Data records
========================================
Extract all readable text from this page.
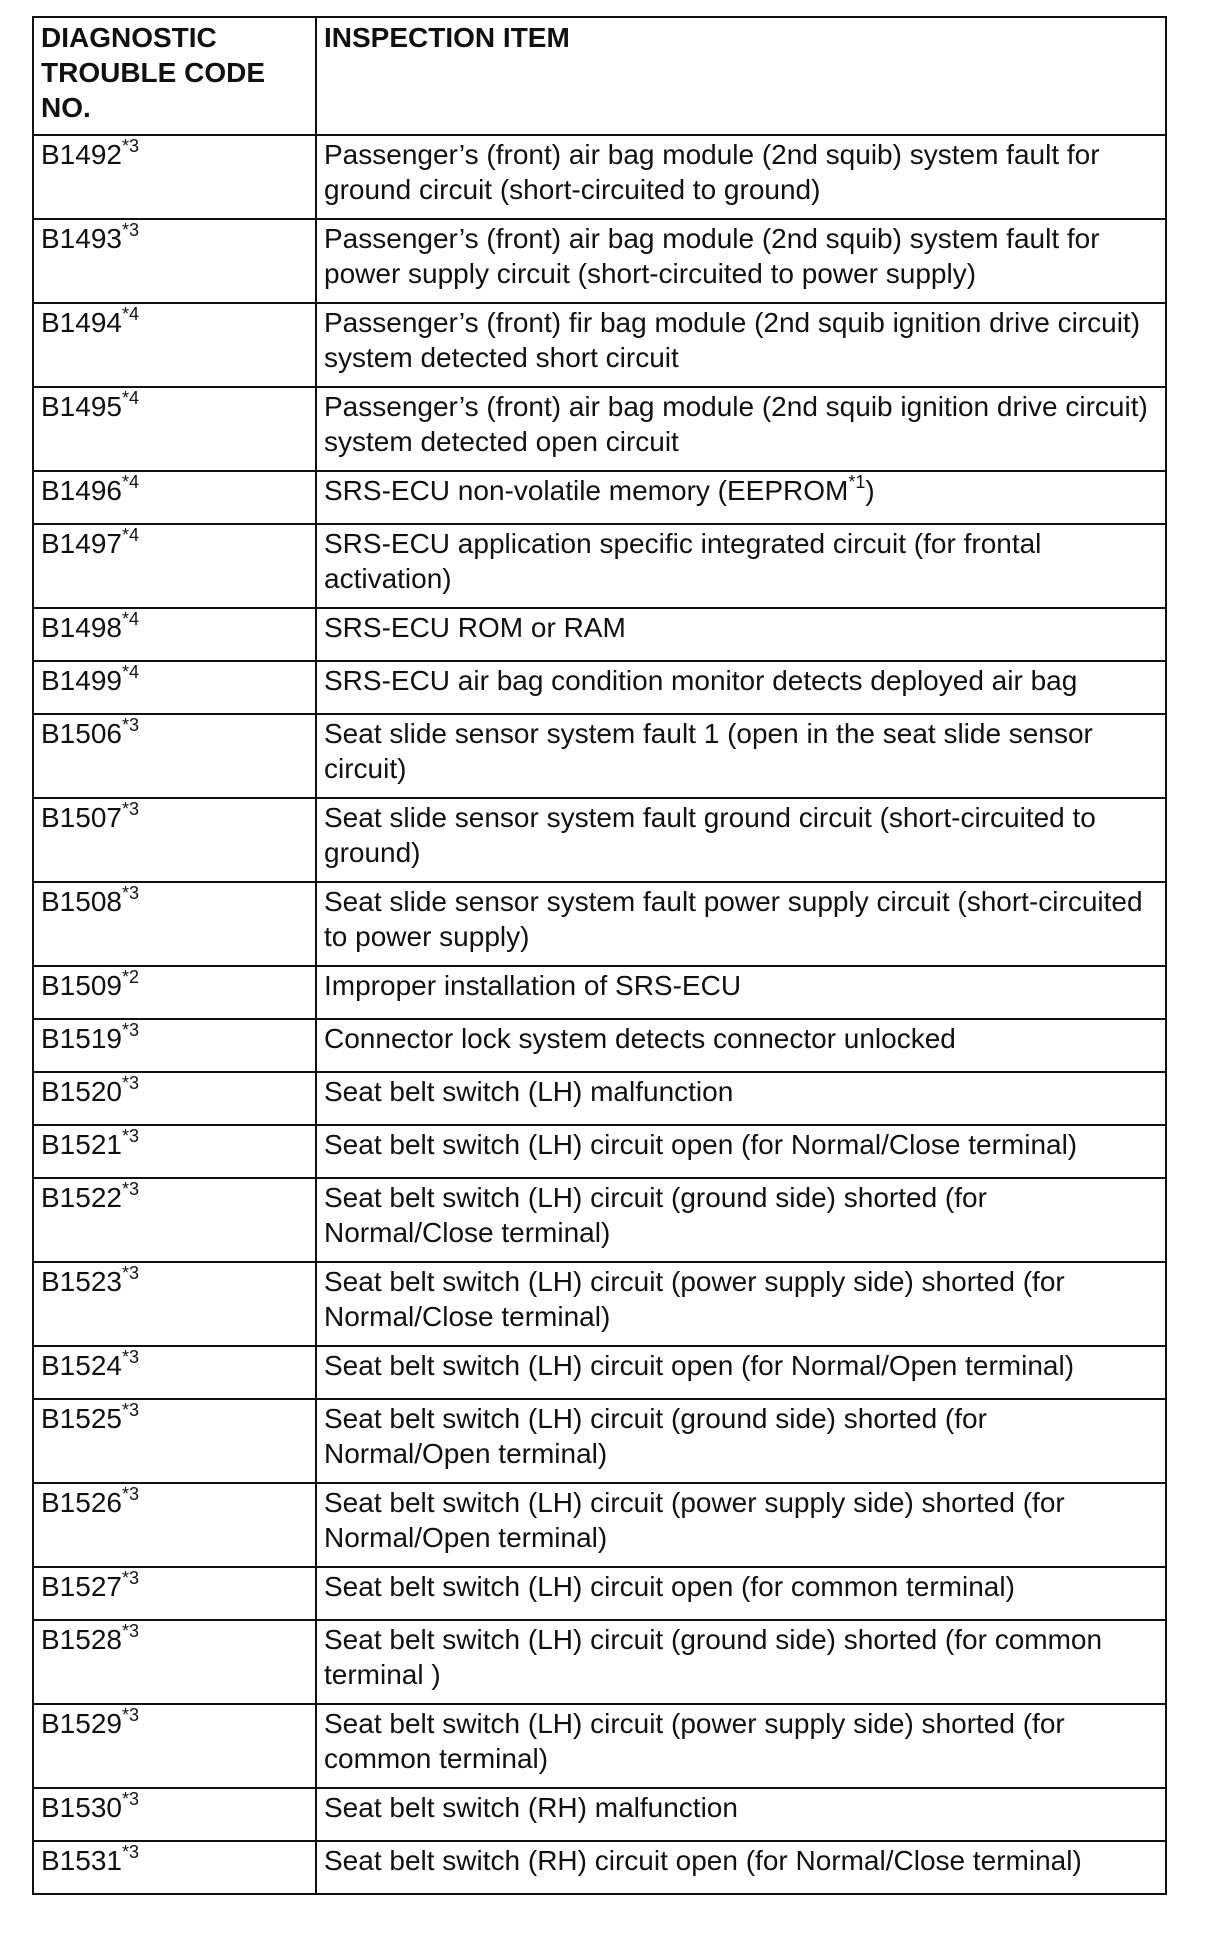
DIAGNOSTIC TROUBLE CODE NO.	INSPECTION ITEM
B1492$^{*3}$	Passenger’s (front) air bag module (2nd squib) system fault for ground circuit (short-circuited to ground)
B1493$^{*3}$	Passenger’s (front) air bag module (2nd squib) system fault for power supply circuit (short-circuited to power supply)
B1494$^{*4}$	Passenger’s (front) fir bag module (2nd squib ignition drive circuit) system detected short circuit
B1495$^{*4}$	Passenger’s (front) air bag module (2nd squib ignition drive circuit) system detected open circuit
B1496$^{*4}$	SRS-ECU non-volatile memory (EEPROM$^{*1}$)
B1497$^{*4}$	SRS-ECU application specific integrated circuit (for frontal activation)
B1498$^{*4}$	SRS-ECU ROM or RAM
B1499$^{*4}$	SRS-ECU air bag condition monitor detects deployed air bag
B1506$^{*3}$	Seat slide sensor system fault 1 (open in the seat slide sensor circuit)
B1507$^{*3}$	Seat slide sensor system fault ground circuit (short-circuited to ground)
B1508$^{*3}$	Seat slide sensor system fault power supply circuit (short-circuited to power supply)
B1509$^{*2}$	Improper installation of SRS-ECU
B1519$^{*3}$	Connector lock system detects connector unlocked
B1520$^{*3}$	Seat belt switch (LH) malfunction
B1521$^{*3}$	Seat belt switch (LH) circuit open (for Normal/Close terminal)
B1522$^{*3}$	Seat belt switch (LH) circuit (ground side) shorted (for Normal/Close terminal)
B1523$^{*3}$	Seat belt switch (LH) circuit (power supply side) shorted (for Normal/Close terminal)
B1524$^{*3}$	Seat belt switch (LH) circuit open (for Normal/Open terminal)
B1525$^{*3}$	Seat belt switch (LH) circuit (ground side) shorted (for Normal/Open terminal)
B1526$^{*3}$	Seat belt switch (LH) circuit (power supply side) shorted (for Normal/Open terminal)
B1527$^{*3}$	Seat belt switch (LH) circuit open (for common terminal)
B1528$^{*3}$	Seat belt switch (LH) circuit (ground side) shorted (for common terminal )
B1529$^{*3}$	Seat belt switch (LH) circuit (power supply side) shorted (for common terminal)
B1530$^{*3}$	Seat belt switch (RH) malfunction
B1531$^{*3}$	Seat belt switch (RH) circuit open (for Normal/Close terminal)
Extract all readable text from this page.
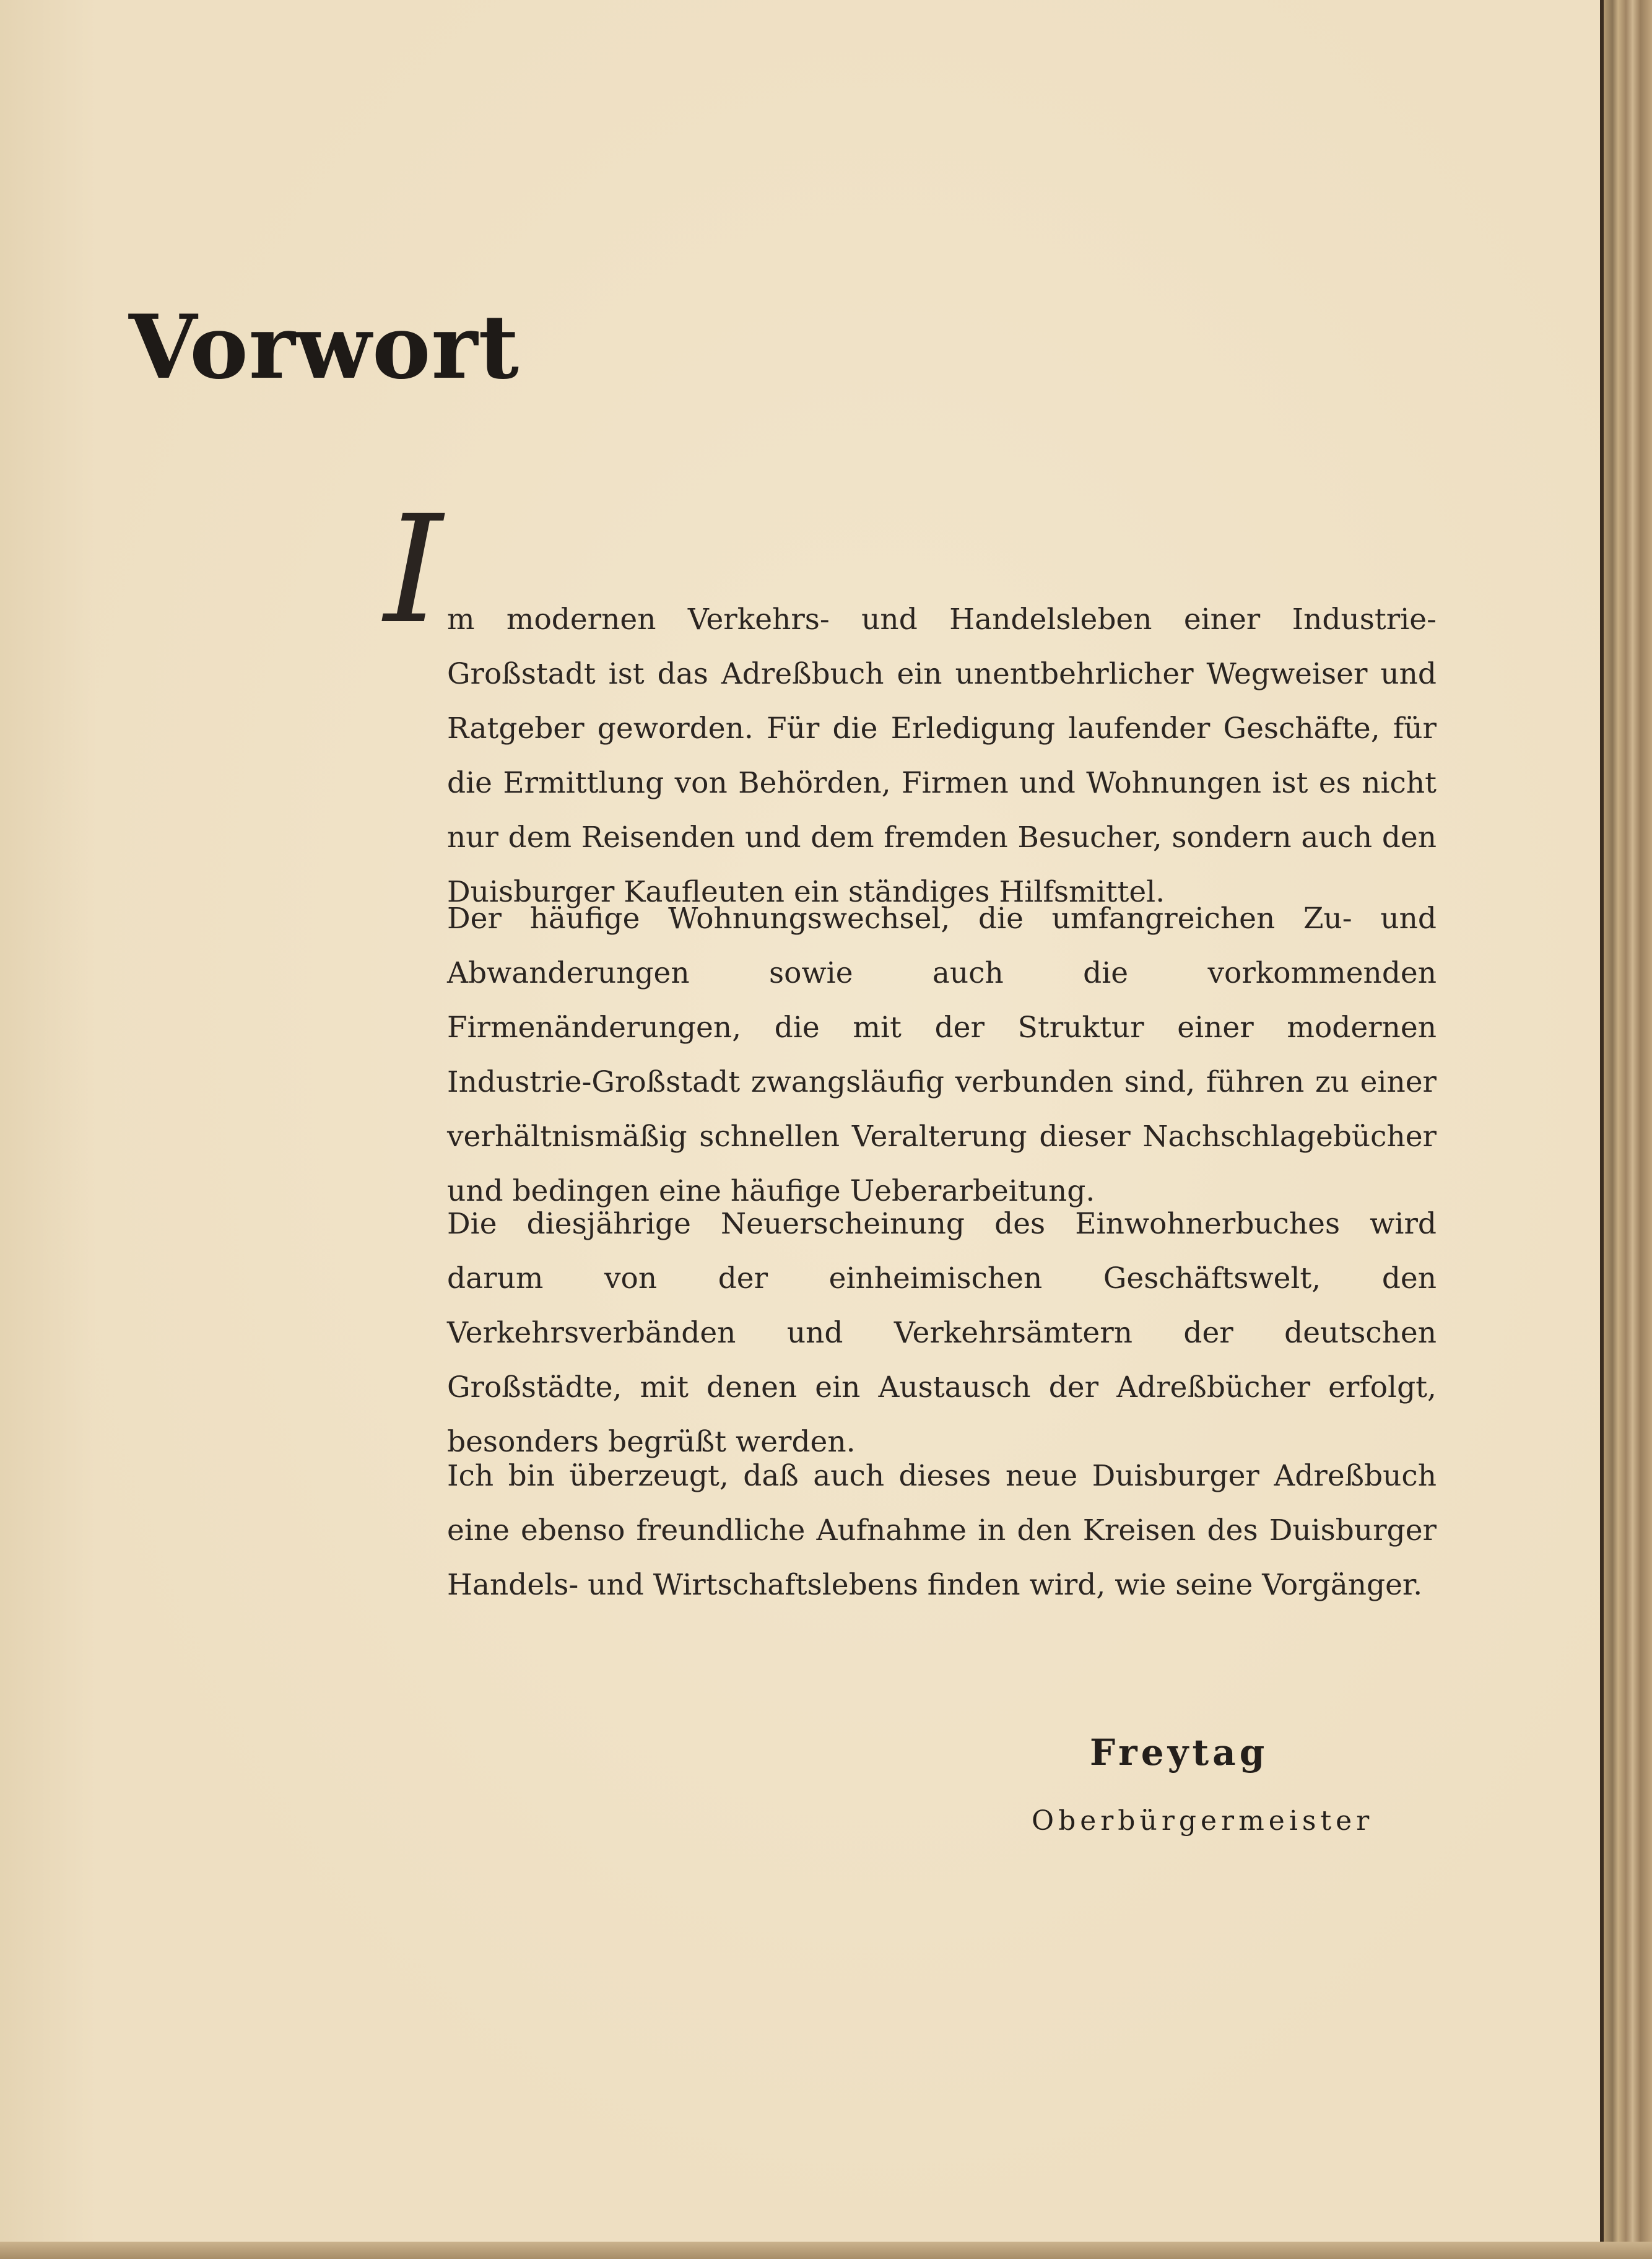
Vorwort
I m modernen Verkehrs- und Handelsleben einer Industrie-Großstadt ist das Adreßbuch ein unentbehrlicher Wegweiser und Ratgeber geworden. Für die Erledigung laufender Geschäfte, für die Ermittlung von Behörden, Firmen und Wohnungen ist es nicht nur dem Reisenden und dem fremden Besucher, sondern auch den Duisburger Kaufleuten ein ständiges Hilfsmittel.

Der häufige Wohnungswechsel, die umfangreichen Zu- und Abwanderungen sowie auch die vorkommenden Firmenänderungen, die mit der Struktur einer modernen Industrie-Großstadt zwangsläufig verbunden sind, führen zu einer verhältnismäßig schnellen Veralterung dieser Nachschlagebücher und bedingen eine häufige Ueberarbeitung.

Die diesjährige Neuerscheinung des Einwohnerbuches wird darum von der einheimischen Geschäftswelt, den Verkehrsverbänden und Verkehrsämtern der deutschen Großstädte, mit denen ein Austausch der Adreßbücher erfolgt, besonders begrüßt werden.

Ich bin überzeugt, daß auch dieses neue Duisburger Adreßbuch eine ebenso freundliche Aufnahme in den Kreisen des Duisburger Handels- und Wirtschaftslebens finden wird, wie seine Vorgänger.

Freytag
Oberbürgermeister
========================================
■ **Given problem**
All lines in the data that contain the word "detects" should be copied.

■ **Expected answer**
B1499$^{*4}$	SRS-ECU air bag condition monitor detects deployed air bag
B1519$^{*3}$	Connector lock system detects connector unlocked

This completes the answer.